Repeat each line exactly as it is written.

● Provided information:
╔══

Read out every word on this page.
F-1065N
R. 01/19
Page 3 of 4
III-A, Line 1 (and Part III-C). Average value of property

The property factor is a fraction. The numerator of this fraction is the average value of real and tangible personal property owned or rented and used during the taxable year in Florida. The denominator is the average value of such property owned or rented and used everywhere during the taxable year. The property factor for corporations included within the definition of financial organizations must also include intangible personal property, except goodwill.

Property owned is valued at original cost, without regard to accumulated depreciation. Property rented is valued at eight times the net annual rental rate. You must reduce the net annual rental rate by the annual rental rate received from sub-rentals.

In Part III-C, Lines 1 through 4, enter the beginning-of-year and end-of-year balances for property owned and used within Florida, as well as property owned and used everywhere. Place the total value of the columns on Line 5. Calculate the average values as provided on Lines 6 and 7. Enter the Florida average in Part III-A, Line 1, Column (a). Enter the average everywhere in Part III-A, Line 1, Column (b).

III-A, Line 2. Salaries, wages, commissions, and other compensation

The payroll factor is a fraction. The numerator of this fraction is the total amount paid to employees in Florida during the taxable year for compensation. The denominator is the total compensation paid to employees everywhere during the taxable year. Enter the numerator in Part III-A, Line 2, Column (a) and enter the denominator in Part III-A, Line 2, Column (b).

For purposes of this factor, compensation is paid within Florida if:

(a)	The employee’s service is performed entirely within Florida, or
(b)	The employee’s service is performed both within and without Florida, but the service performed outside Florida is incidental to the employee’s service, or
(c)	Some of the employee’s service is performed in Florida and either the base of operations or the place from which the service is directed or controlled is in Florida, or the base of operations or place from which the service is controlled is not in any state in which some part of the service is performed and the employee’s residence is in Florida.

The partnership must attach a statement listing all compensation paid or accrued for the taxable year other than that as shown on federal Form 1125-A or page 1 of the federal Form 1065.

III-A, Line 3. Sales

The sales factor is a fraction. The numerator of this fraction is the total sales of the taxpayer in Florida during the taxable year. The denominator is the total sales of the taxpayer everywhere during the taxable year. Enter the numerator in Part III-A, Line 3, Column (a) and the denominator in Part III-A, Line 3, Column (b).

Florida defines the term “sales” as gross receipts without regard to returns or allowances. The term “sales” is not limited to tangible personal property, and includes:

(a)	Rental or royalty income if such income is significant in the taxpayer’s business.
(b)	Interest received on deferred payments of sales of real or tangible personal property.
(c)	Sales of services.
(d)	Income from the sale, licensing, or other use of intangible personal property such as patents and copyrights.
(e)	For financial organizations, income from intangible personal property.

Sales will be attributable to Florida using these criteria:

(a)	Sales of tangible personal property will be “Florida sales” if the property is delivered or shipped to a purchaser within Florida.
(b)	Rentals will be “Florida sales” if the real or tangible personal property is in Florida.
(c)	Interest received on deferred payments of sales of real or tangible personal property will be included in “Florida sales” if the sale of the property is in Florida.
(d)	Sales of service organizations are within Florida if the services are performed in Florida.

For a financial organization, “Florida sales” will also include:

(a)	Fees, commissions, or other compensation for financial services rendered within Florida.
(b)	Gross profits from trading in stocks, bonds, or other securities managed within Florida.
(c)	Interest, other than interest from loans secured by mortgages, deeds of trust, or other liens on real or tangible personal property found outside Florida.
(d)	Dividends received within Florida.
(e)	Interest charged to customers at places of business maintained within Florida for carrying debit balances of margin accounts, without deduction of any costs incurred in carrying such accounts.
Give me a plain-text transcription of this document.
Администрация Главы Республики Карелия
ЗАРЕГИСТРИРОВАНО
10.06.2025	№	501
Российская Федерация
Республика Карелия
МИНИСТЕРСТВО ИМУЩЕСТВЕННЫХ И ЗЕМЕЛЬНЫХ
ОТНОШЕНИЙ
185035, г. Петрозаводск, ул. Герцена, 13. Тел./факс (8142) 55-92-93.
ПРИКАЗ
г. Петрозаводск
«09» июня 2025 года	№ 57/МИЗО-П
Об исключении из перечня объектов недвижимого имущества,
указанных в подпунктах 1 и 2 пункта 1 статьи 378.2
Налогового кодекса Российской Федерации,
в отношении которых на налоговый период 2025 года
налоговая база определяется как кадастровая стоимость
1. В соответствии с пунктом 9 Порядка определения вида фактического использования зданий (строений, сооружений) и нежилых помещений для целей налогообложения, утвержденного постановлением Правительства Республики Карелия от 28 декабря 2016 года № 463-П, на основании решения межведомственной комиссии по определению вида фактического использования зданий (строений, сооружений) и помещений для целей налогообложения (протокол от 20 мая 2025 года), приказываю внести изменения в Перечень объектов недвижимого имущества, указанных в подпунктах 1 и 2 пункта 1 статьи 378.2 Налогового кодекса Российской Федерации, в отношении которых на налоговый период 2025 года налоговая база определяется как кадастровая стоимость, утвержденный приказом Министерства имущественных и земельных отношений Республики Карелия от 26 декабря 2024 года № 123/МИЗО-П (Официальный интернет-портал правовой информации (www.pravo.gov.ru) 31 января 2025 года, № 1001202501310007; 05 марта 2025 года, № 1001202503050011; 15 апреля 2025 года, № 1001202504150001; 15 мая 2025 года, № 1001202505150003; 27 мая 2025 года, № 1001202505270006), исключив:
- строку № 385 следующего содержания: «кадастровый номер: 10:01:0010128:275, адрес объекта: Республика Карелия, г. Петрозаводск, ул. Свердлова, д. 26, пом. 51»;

╚══

● Exercise answer:
Read out every word on this page.
F-1065N
R. 01/19
Page 3 of 4
III-A, Line 1 (and Part III-C). Average value of property

The property factor is a fraction. The numerator of this fraction is the average value of real and tangible personal property owned or rented and used during the taxable year in Florida. The denominator is the average value of such property owned or rented and used everywhere during the taxable year. The property factor for corporations included within the definition of financial organizations must also include intangible personal property, except goodwill.

Property owned is valued at original cost, without regard to accumulated depreciation. Property rented is valued at eight times the net annual rental rate. You must reduce the net annual rental rate by the annual rental rate received from sub-rentals.

In Part III-C, Lines 1 through 4, enter the beginning-of-year and end-of-year balances for property owned and used within Florida, as well as property owned and used everywhere. Place the total value of the columns on Line 5. Calculate the average values as provided on Lines 6 and 7. Enter the Florida average in Part III-A, Line 1, Column (a). Enter the average everywhere in Part III-A, Line 1, Column (b).

III-A, Line 2. Salaries, wages, commissions, and other compensation

The payroll factor is a fraction. The numerator of this fraction is the total amount paid to employees in Florida during the taxable year for compensation. The denominator is the total compensation paid to employees everywhere during the taxable year. Enter the numerator in Part III-A, Line 2, Column (a) and enter the denominator in Part III-A, Line 2, Column (b).

For purposes of this factor, compensation is paid within Florida if:

(a)	The employee’s service is performed entirely within Florida, or
(b)	The employee’s service is performed both within and without Florida, but the service performed outside Florida is incidental to the employee’s service, or
(c)	Some of the employee’s service is performed in Florida and either the base of operations or the place from which the service is directed or controlled is in Florida, or the base of operations or place from which the service is controlled is not in any state in which some part of the service is performed and the employee’s residence is in Florida.

The partnership must attach a statement listing all compensation paid or accrued for the taxable year other than that as shown on federal Form 1125-A or page 1 of the federal Form 1065.

III-A, Line 3. Sales

The sales factor is a fraction. The numerator of this fraction is the total sales of the taxpayer in Florida during the taxable year. The denominator is the total sales of the taxpayer everywhere during the taxable year. Enter the numerator in Part III-A, Line 3, Column (a) and the denominator in Part III-A, Line 3, Column (b).

Florida defines the term “sales” as gross receipts without regard to returns or allowances. The term “sales” is not limited to tangible personal property, and includes:

(a)	Rental or royalty income if such income is significant in the taxpayer’s business.
(b)	Interest received on deferred payments of sales of real or tangible personal property.
(c)	Sales of services.
(d)	Income from the sale, licensing, or other use of intangible personal property such as patents and copyrights.
(e)	For financial organizations, income from intangible personal property.

Sales will be attributable to Florida using these criteria:

(a)	Sales of tangible personal property will be “Florida sales” if the property is delivered or shipped to a purchaser within Florida.
(b)	Rentals will be “Florida sales” if the real or tangible personal property is in Florida.
(c)	Interest received on deferred payments of sales of real or tangible personal property will be included in “Florida sales” if the sale of the property is in Florida.
(d)	Sales of service organizations are within Florida if the services are performed in Florida.

For a financial organization, “Florida sales” will also include:

(a)	Fees, commissions, or other compensation for financial services rendered within Florida.
(b)	Gross profits from trading in stocks, bonds, or other securities managed within Florida.
(c)	Interest, other than interest from loans secured by mortgages, deeds of trust, or other liens on real or tangible personal property found outside Florida.
(d)	Dividends received within Florida.
(e)	Interest charged to customers at places of business maintained within Florida for carrying debit balances of margin accounts, without deduction of any costs incurred in carrying such accounts.
Give me a plain-text transcription of this document.
Администрация Главы Республики Карелия
ЗАРЕГИСТРИРОВАНО
10.06.2025	№	501
Российская Федерация
Республика Карелия
МИНИСТЕРСТВО ИМУЩЕСТВЕННЫХ И ЗЕМЕЛЬНЫХ
ОТНОШЕНИЙ
185035, г. Петрозаводск, ул. Герцена, 13. Тел./факс (8142) 55-92-93.
ПРИКАЗ
г. Петрозаводск
«09» июня 2025 года	№ 57/МИЗО-П
Об исключении из перечня объектов недвижимого имущества,
указанных в подпунктах 1 и 2 пункта 1 статьи 378.2
Налогового кодекса Российской Федерации,
в отношении которых на налоговый период 2025 года
налоговая база определяется как кадастровая стоимость
1. В соответствии с пунктом 9 Порядка определения вида фактического использования зданий (строений, сооружений) и нежилых помещений для целей налогообложения, утвержденного постановлением Правительства Республики Карелия от 28 декабря 2016 года № 463-П, на основании решения межведомственной комиссии по определению вида фактического использования зданий (строений, сооружений) и помещений для целей налогообложения (протокол от 20 мая 2025 года), приказываю внести изменения в Перечень объектов недвижимого имущества, указанных в подпунктах 1 и 2 пункта 1 статьи 378.2 Налогового кодекса Российской Федерации, в отношении которых на налоговый период 2025 года налоговая база определяется как кадастровая стоимость, утвержденный приказом Министерства имущественных и земельных отношений Республики Карелия от 26 декабря 2024 года № 123/МИЗО-П (Официальный интернет-портал правовой информации (www.pravo.gov.ru) 31 января 2025 года, № 1001202501310007; 05 марта 2025 года, № 1001202503050011; 15 апреля 2025 года, № 1001202504150001; 15 мая 2025 года, № 1001202505150003; 27 мая 2025 года, № 1001202505270006), исключив:
- строку № 385 следующего содержания: «кадастровый номер: 10:01:0010128:275, адрес объекта: Республика Карелия, г. Петрозаводск, ул. Свердлова, д. 26, пом. 51»;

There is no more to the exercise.